- Listing:
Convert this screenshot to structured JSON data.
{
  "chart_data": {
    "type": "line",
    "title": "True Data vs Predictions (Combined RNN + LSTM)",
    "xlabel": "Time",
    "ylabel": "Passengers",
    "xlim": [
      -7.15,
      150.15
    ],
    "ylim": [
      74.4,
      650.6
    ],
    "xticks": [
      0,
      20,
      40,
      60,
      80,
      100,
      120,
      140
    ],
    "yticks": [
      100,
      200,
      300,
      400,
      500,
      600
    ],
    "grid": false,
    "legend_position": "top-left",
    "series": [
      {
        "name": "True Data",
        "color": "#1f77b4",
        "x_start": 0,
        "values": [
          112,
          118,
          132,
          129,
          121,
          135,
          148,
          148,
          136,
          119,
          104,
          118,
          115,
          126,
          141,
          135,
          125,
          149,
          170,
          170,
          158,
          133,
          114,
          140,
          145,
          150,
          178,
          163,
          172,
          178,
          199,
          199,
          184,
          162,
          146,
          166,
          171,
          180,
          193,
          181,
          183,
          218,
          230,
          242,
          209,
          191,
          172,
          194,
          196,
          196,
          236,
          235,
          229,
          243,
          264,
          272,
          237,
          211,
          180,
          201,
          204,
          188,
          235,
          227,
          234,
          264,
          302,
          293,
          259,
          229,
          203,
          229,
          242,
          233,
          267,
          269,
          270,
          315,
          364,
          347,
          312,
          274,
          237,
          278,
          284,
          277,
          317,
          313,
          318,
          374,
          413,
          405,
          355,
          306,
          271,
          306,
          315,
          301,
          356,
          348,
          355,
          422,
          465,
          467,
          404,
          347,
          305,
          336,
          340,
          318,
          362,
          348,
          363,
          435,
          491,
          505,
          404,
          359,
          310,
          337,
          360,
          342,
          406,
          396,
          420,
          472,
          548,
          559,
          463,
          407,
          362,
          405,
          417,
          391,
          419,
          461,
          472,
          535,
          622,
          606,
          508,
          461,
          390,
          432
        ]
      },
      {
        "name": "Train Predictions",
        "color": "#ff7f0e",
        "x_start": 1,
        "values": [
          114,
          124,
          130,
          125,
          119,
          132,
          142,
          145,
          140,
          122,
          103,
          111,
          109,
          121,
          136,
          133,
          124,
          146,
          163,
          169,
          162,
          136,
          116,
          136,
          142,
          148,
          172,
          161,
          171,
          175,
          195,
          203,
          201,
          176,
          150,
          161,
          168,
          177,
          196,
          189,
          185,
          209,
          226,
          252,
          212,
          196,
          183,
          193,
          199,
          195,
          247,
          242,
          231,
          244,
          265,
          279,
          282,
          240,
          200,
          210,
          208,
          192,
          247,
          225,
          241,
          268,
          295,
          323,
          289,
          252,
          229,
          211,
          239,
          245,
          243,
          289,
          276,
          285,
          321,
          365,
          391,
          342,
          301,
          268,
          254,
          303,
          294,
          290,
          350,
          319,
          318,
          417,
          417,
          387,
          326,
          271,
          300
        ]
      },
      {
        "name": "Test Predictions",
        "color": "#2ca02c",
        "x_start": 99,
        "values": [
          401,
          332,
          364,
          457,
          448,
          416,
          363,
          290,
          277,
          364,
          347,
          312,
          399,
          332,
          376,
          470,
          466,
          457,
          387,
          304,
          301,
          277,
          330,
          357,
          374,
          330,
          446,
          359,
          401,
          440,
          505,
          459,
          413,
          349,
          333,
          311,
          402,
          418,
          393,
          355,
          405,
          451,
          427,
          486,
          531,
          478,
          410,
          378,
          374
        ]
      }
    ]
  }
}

- Goal of the exercise:
Your task is to gather every line with the word "color" and copy it.

- Response to this task:
        "color": "#1f77b4",
        "color": "#ff7f0e",
        "color": "#2ca02c",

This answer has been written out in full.